(Saved data entries)
BEGIN

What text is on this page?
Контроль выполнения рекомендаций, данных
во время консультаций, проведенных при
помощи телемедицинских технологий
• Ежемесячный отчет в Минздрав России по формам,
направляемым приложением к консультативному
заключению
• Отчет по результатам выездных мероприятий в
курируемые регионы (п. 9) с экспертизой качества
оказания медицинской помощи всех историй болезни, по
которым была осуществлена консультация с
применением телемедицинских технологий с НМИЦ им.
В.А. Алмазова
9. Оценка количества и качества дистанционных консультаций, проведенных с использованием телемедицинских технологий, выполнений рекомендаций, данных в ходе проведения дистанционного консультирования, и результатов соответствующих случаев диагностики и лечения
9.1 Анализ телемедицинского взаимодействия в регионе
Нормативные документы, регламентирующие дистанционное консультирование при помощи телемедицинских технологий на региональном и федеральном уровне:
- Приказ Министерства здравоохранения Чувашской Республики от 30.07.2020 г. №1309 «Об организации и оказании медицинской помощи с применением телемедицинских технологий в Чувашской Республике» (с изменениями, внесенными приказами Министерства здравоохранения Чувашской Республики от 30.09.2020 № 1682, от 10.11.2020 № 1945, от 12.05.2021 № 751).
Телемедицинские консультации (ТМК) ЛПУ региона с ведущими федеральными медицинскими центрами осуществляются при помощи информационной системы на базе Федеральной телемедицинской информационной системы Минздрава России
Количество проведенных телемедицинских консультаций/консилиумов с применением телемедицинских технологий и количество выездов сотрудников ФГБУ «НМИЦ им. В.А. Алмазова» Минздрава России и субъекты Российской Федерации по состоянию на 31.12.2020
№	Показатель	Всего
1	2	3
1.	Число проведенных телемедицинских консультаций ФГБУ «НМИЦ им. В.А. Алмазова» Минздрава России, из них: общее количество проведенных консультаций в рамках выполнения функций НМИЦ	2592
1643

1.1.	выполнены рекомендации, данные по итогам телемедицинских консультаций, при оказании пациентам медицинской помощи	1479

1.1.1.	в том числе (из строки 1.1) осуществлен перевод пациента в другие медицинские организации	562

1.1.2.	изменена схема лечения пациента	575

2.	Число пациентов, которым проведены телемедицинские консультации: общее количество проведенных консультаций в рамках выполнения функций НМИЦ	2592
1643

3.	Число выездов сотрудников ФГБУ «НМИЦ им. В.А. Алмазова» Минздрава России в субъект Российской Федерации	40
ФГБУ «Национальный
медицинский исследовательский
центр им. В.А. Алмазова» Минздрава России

END

Exercise:
Search the lines for the string "технологий" and copy every line that has it.

Complete output:
помощи телемедицинских технологий
применением телемедицинских технологий с НМИЦ им.
9. Оценка количества и качества дистанционных консультаций, проведенных с использованием телемедицинских технологий, выполнений рекомендаций, данных в ходе проведения дистанционного консультирования, и результатов соответствующих случаев диагностики и лечения
Нормативные документы, регламентирующие дистанционное консультирование при помощи телемедицинских технологий на региональном и федеральном уровне:
- Приказ Министерства здравоохранения Чувашской Республики от 30.07.2020 г. №1309 «Об организации и оказании медицинской помощи с применением телемедицинских технологий в Чувашской Республике» (с изменениями, внесенными приказами Министерства здравоохранения Чувашской Республики от 30.09.2020 № 1682, от 10.11.2020 № 1945, от 12.05.2021 № 751).
Количество проведенных телемедицинских консультаций/консилиумов с применением телемедицинских технологий и количество выездов сотрудников ФГБУ «НМИЦ им. В.А. Алмазова» Минздрава России и субъекты Российской Федерации по состоянию на 31.12.2020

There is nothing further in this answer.